Goal of the exercise: Give the data again exactly as written, skipping any pictures.

(Data items)
┌──

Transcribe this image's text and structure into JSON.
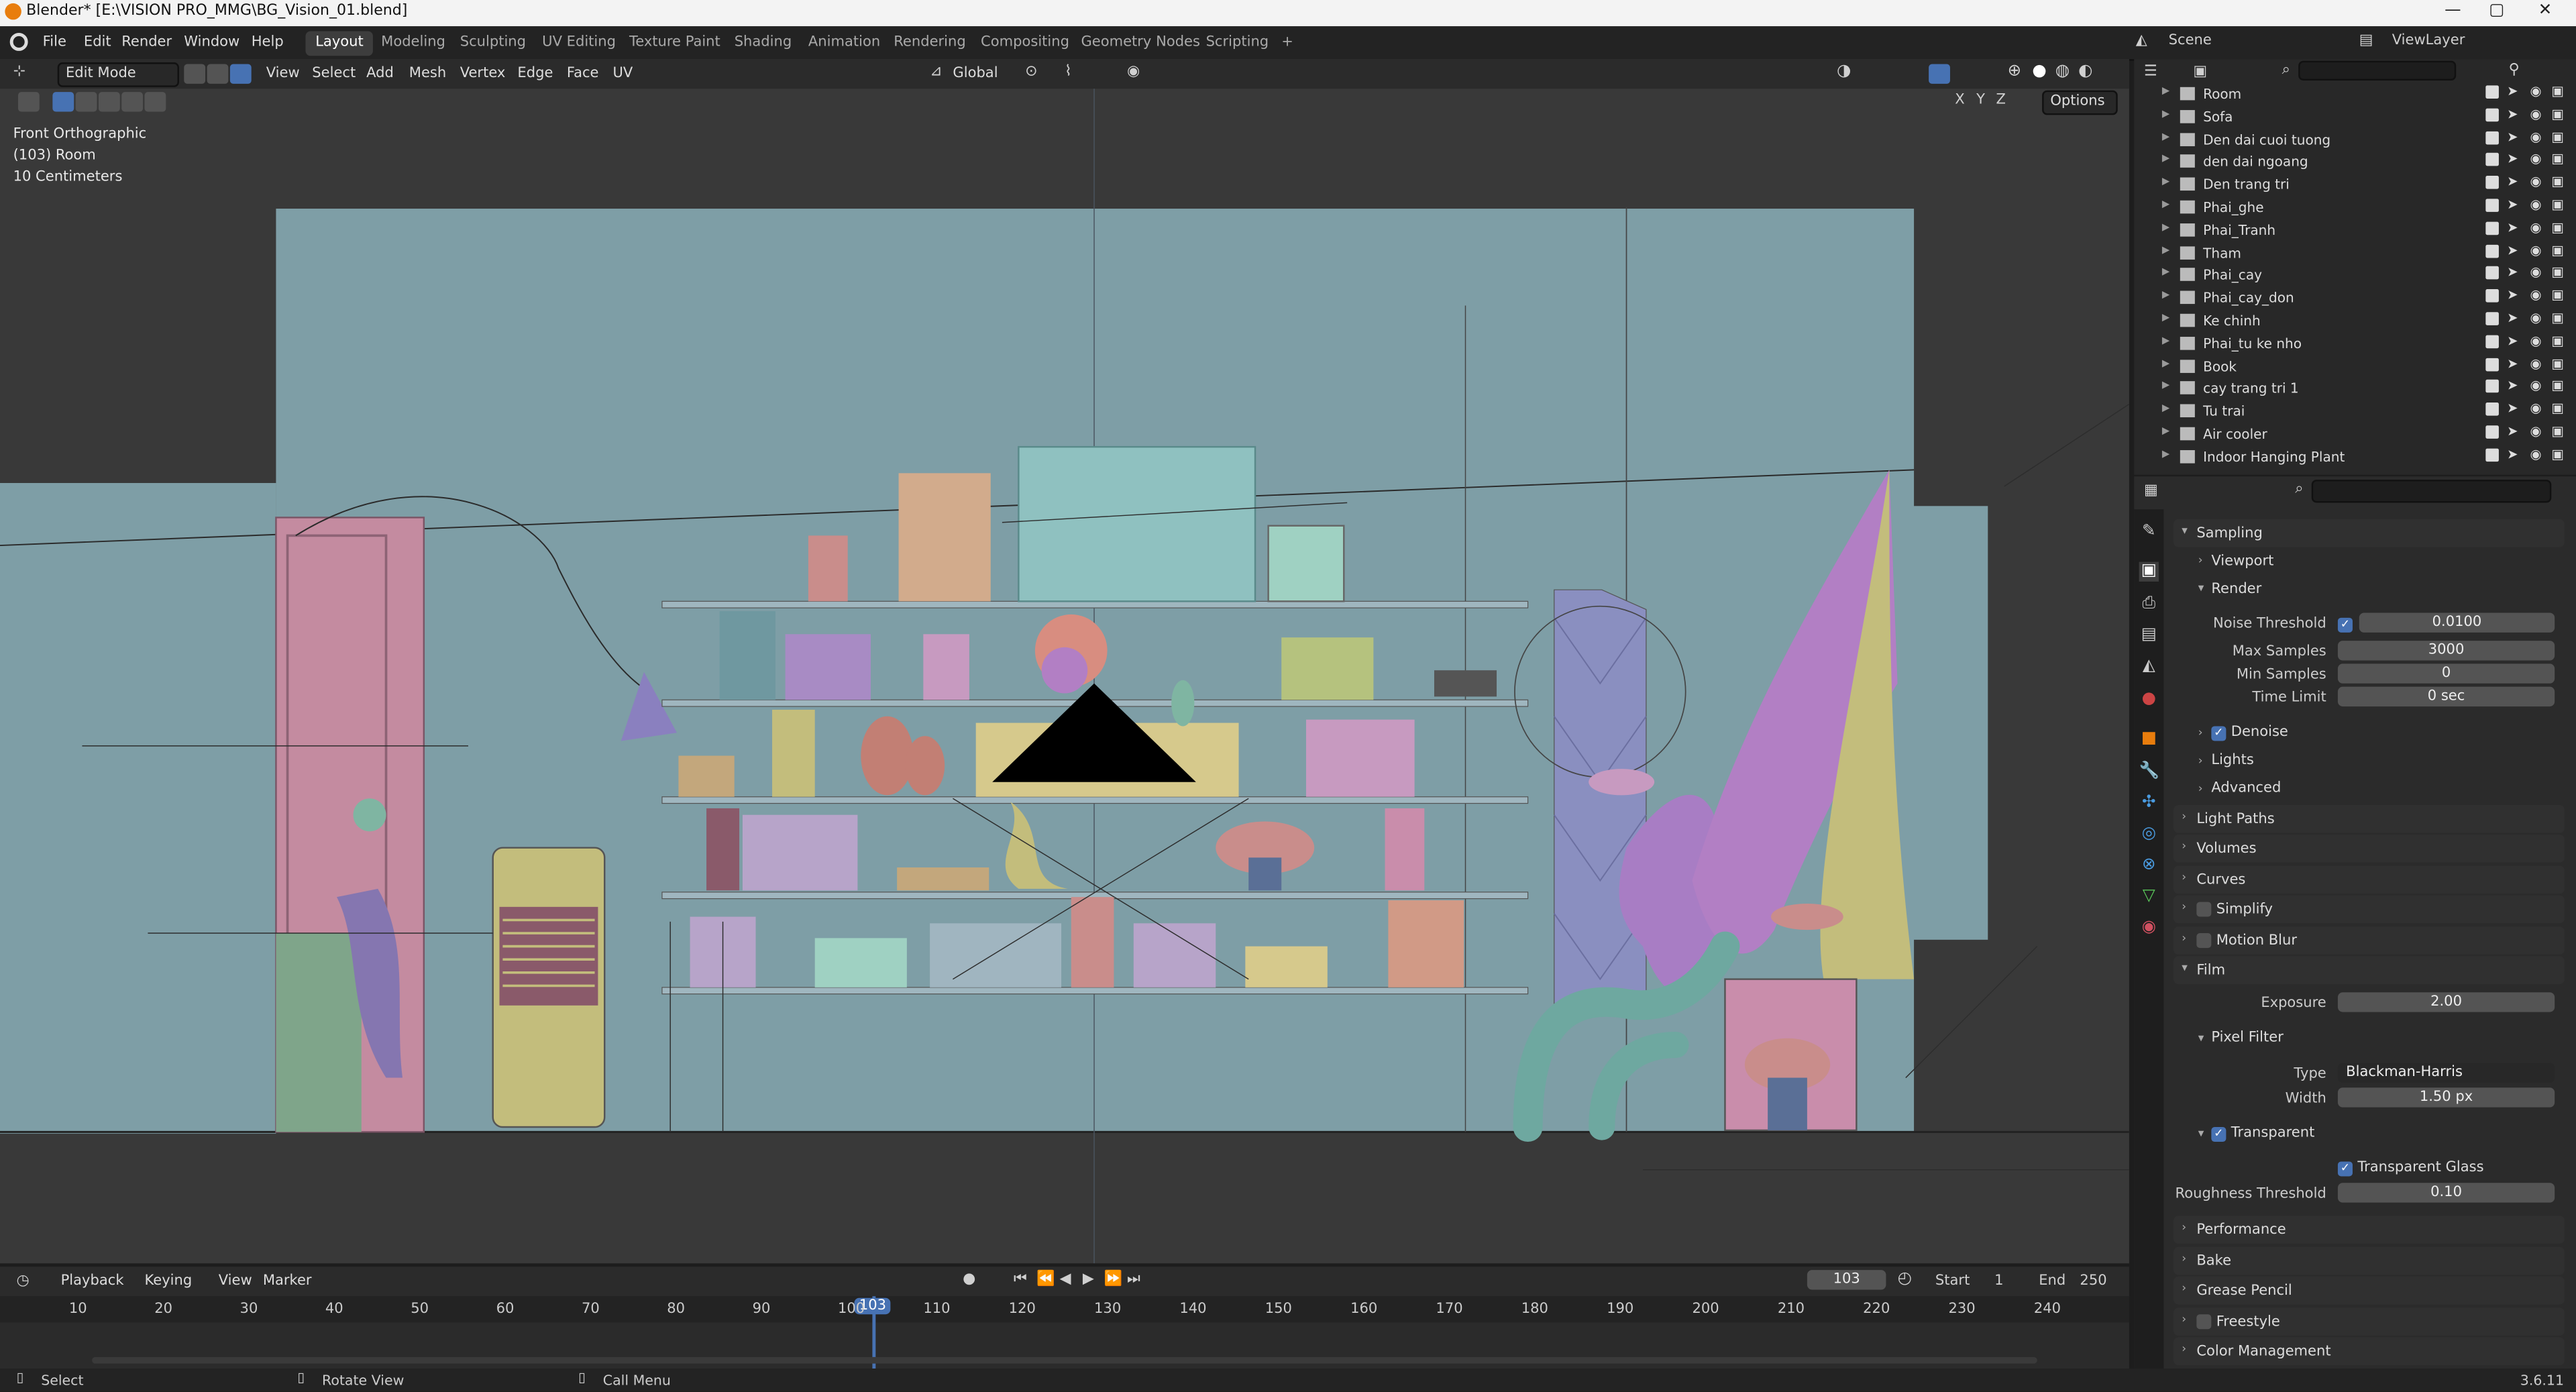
{
  "window": {
    "title": "Blender* [E:\\VISION PRO_MMG\\BG_Vision_01.blend]",
    "minimize": "—",
    "maximize": "▢",
    "close": "✕"
  },
  "menu": [
    "File",
    "Edit",
    "Render",
    "Window",
    "Help"
  ],
  "workspaces": [
    "Layout",
    "Modeling",
    "Sculpting",
    "UV Editing",
    "Texture Paint",
    "Shading",
    "Animation",
    "Rendering",
    "Compositing",
    "Geometry Nodes",
    "Scripting",
    "+"
  ],
  "active_workspace": "Layout",
  "scene": {
    "label": "Scene",
    "view_layer": "ViewLayer"
  },
  "viewport_header": {
    "mode": "Edit Mode",
    "menus": [
      "View",
      "Select",
      "Add",
      "Mesh",
      "Vertex",
      "Edge",
      "Face",
      "UV"
    ],
    "transform_orientation": "Global",
    "options": "Options",
    "axes": [
      "X",
      "Y",
      "Z"
    ]
  },
  "viewport_overlay": {
    "view": "Front Orthographic",
    "object": "(103) Room",
    "scale": "10 Centimeters"
  },
  "outliner": {
    "search_placeholder": "",
    "items": [
      "Room",
      "Sofa",
      "Den dai cuoi tuong",
      "den dai ngoang",
      "Den trang tri",
      "Phai_ghe",
      "Phai_Tranh",
      "Tham",
      "Phai_cay",
      "Phai_cay_don",
      "Ke chinh",
      "Phai_tu ke nho",
      "Book",
      "cay trang tri 1",
      "Tu trai",
      "Air cooler",
      "Indoor Hanging Plant"
    ]
  },
  "properties": {
    "sampling": "Sampling",
    "viewport": "Viewport",
    "render": "Render",
    "noise_threshold_label": "Noise Threshold",
    "noise_threshold": "0.0100",
    "max_samples_label": "Max Samples",
    "max_samples": "3000",
    "min_samples_label": "Min Samples",
    "min_samples": "0",
    "time_limit_label": "Time Limit",
    "time_limit": "0 sec",
    "denoise": "Denoise",
    "lights": "Lights",
    "advanced": "Advanced",
    "light_paths": "Light Paths",
    "volumes": "Volumes",
    "curves": "Curves",
    "simplify": "Simplify",
    "motion_blur": "Motion Blur",
    "film": "Film",
    "exposure_label": "Exposure",
    "exposure": "2.00",
    "pixel_filter": "Pixel Filter",
    "type_label": "Type",
    "type": "Blackman-Harris",
    "width_label": "Width",
    "width": "1.50 px",
    "transparent": "Transparent",
    "transparent_glass": "Transparent Glass",
    "roughness_label": "Roughness Threshold",
    "roughness": "0.10",
    "performance": "Performance",
    "bake": "Bake",
    "grease_pencil": "Grease Pencil",
    "freestyle": "Freestyle",
    "color_management": "Color Management"
  },
  "timeline": {
    "menus": [
      "Playback",
      "Keying",
      "View",
      "Marker"
    ],
    "current_frame": "103",
    "start_label": "Start",
    "start": "1",
    "end_label": "End",
    "end": "250",
    "ticks": [
      "10",
      "20",
      "30",
      "40",
      "50",
      "60",
      "70",
      "80",
      "90",
      "100",
      "110",
      "120",
      "130",
      "140",
      "150",
      "160",
      "170",
      "180",
      "190",
      "200",
      "210",
      "220",
      "230",
      "240"
    ]
  },
  "statusbar": {
    "select": "Select",
    "rotate": "Rotate View",
    "call_menu": "Call Menu",
    "version": "3.6.11"
  },
  "colors": {
    "accent": "#4772b3",
    "room_wall": "#7e9ea6",
    "door": "#c48ba0",
    "frame_marker": "#4772b3"
  }
}
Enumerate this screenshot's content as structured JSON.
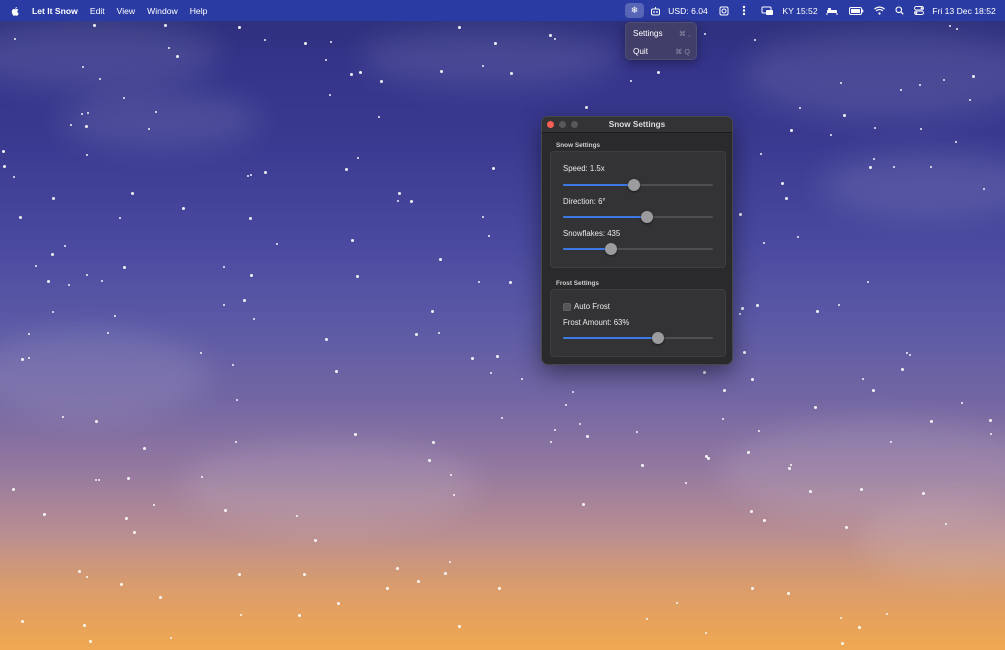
{
  "menubar": {
    "apple_icon": "apple-logo-icon",
    "app_name": "Let It Snow",
    "menus": [
      "Edit",
      "View",
      "Window",
      "Help"
    ],
    "status": {
      "snow_icon": "❄",
      "robot_icon": "robot-icon",
      "usd": "USD: 6.04",
      "camera_icon": "camera-frame-icon",
      "dots_icon": "vertical-dots-icon",
      "car_icon": "car-display-icon",
      "clock": "KY 15:52",
      "bed_icon": "bed-icon",
      "battery_icon": "battery-icon",
      "wifi_icon": "wifi-icon",
      "search_icon": "spotlight-search-icon",
      "control_center_icon": "control-center-icon",
      "datetime": "Fri 13 Dec  18:52"
    }
  },
  "dropdown": {
    "items": [
      {
        "label": "Settings",
        "shortcut": "⌘ ,"
      },
      {
        "label": "Quit",
        "shortcut": "⌘ Q"
      }
    ]
  },
  "window": {
    "title": "Snow Settings",
    "snow_section": {
      "label": "Snow Settings",
      "speed": {
        "label": "Speed: 1.5x",
        "fraction": 0.47
      },
      "direction": {
        "label": "Direction: 6°",
        "fraction": 0.56
      },
      "snowflakes": {
        "label": "Snowflakes: 435",
        "fraction": 0.32
      }
    },
    "frost_section": {
      "label": "Frost Settings",
      "auto_frost": {
        "label": "Auto Frost",
        "checked": false
      },
      "frost_amount": {
        "label": "Frost Amount: 63%",
        "fraction": 0.63
      }
    }
  },
  "colors": {
    "menubar": "#2a3ba3",
    "accent": "#3c78e6",
    "window_bg": "#2a2a2c",
    "close": "#ff5f57"
  }
}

└──

Final result:
Transcribe this image's text and structure into JSON.
{
  "window": {
    "title": "Blender* [E:\\VISION PRO_MMG\\BG_Vision_01.blend]",
    "minimize": "—",
    "maximize": "▢",
    "close": "✕"
  },
  "menu": [
    "File",
    "Edit",
    "Render",
    "Window",
    "Help"
  ],
  "workspaces": [
    "Layout",
    "Modeling",
    "Sculpting",
    "UV Editing",
    "Texture Paint",
    "Shading",
    "Animation",
    "Rendering",
    "Compositing",
    "Geometry Nodes",
    "Scripting",
    "+"
  ],
  "active_workspace": "Layout",
  "scene": {
    "label": "Scene",
    "view_layer": "ViewLayer"
  },
  "viewport_header": {
    "mode": "Edit Mode",
    "menus": [
      "View",
      "Select",
      "Add",
      "Mesh",
      "Vertex",
      "Edge",
      "Face",
      "UV"
    ],
    "transform_orientation": "Global",
    "options": "Options",
    "axes": [
      "X",
      "Y",
      "Z"
    ]
  },
  "viewport_overlay": {
    "view": "Front Orthographic",
    "object": "(103) Room",
    "scale": "10 Centimeters"
  },
  "outliner": {
    "search_placeholder": "",
    "items": [
      "Room",
      "Sofa",
      "Den dai cuoi tuong",
      "den dai ngoang",
      "Den trang tri",
      "Phai_ghe",
      "Phai_Tranh",
      "Tham",
      "Phai_cay",
      "Phai_cay_don",
      "Ke chinh",
      "Phai_tu ke nho",
      "Book",
      "cay trang tri 1",
      "Tu trai",
      "Air cooler",
      "Indoor Hanging Plant"
    ]
  },
  "properties": {
    "sampling": "Sampling",
    "viewport": "Viewport",
    "render": "Render",
    "noise_threshold_label": "Noise Threshold",
    "noise_threshold": "0.0100",
    "max_samples_label": "Max Samples",
    "max_samples": "3000",
    "min_samples_label": "Min Samples",
    "min_samples": "0",
    "time_limit_label": "Time Limit",
    "time_limit": "0 sec",
    "denoise": "Denoise",
    "lights": "Lights",
    "advanced": "Advanced",
    "light_paths": "Light Paths",
    "volumes": "Volumes",
    "curves": "Curves",
    "simplify": "Simplify",
    "motion_blur": "Motion Blur",
    "film": "Film",
    "exposure_label": "Exposure",
    "exposure": "2.00",
    "pixel_filter": "Pixel Filter",
    "type_label": "Type",
    "type": "Blackman-Harris",
    "width_label": "Width",
    "width": "1.50 px",
    "transparent": "Transparent",
    "transparent_glass": "Transparent Glass",
    "roughness_label": "Roughness Threshold",
    "roughness": "0.10",
    "performance": "Performance",
    "bake": "Bake",
    "grease_pencil": "Grease Pencil",
    "freestyle": "Freestyle",
    "color_management": "Color Management"
  },
  "timeline": {
    "menus": [
      "Playback",
      "Keying",
      "View",
      "Marker"
    ],
    "current_frame": "103",
    "start_label": "Start",
    "start": "1",
    "end_label": "End",
    "end": "250",
    "ticks": [
      "10",
      "20",
      "30",
      "40",
      "50",
      "60",
      "70",
      "80",
      "90",
      "100",
      "110",
      "120",
      "130",
      "140",
      "150",
      "160",
      "170",
      "180",
      "190",
      "200",
      "210",
      "220",
      "230",
      "240"
    ]
  },
  "statusbar": {
    "select": "Select",
    "rotate": "Rotate View",
    "call_menu": "Call Menu",
    "version": "3.6.11"
  },
  "colors": {
    "accent": "#4772b3",
    "room_wall": "#7e9ea6",
    "door": "#c48ba0",
    "frame_marker": "#4772b3"
  }
}
Enumerate this screenshot's content as structured JSON.
{
  "menubar": {
    "apple_icon": "apple-logo-icon",
    "app_name": "Let It Snow",
    "menus": [
      "Edit",
      "View",
      "Window",
      "Help"
    ],
    "status": {
      "snow_icon": "❄",
      "robot_icon": "robot-icon",
      "usd": "USD: 6.04",
      "camera_icon": "camera-frame-icon",
      "dots_icon": "vertical-dots-icon",
      "car_icon": "car-display-icon",
      "clock": "KY 15:52",
      "bed_icon": "bed-icon",
      "battery_icon": "battery-icon",
      "wifi_icon": "wifi-icon",
      "search_icon": "spotlight-search-icon",
      "control_center_icon": "control-center-icon",
      "datetime": "Fri 13 Dec  18:52"
    }
  },
  "dropdown": {
    "items": [
      {
        "label": "Settings",
        "shortcut": "⌘ ,"
      },
      {
        "label": "Quit",
        "shortcut": "⌘ Q"
      }
    ]
  },
  "window": {
    "title": "Snow Settings",
    "snow_section": {
      "label": "Snow Settings",
      "speed": {
        "label": "Speed: 1.5x",
        "fraction": 0.47
      },
      "direction": {
        "label": "Direction: 6°",
        "fraction": 0.56
      },
      "snowflakes": {
        "label": "Snowflakes: 435",
        "fraction": 0.32
      }
    },
    "frost_section": {
      "label": "Frost Settings",
      "auto_frost": {
        "label": "Auto Frost",
        "checked": false
      },
      "frost_amount": {
        "label": "Frost Amount: 63%",
        "fraction": 0.63
      }
    }
  },
  "colors": {
    "menubar": "#2a3ba3",
    "accent": "#3c78e6",
    "window_bg": "#2a2a2c",
    "close": "#ff5f57"
  }
}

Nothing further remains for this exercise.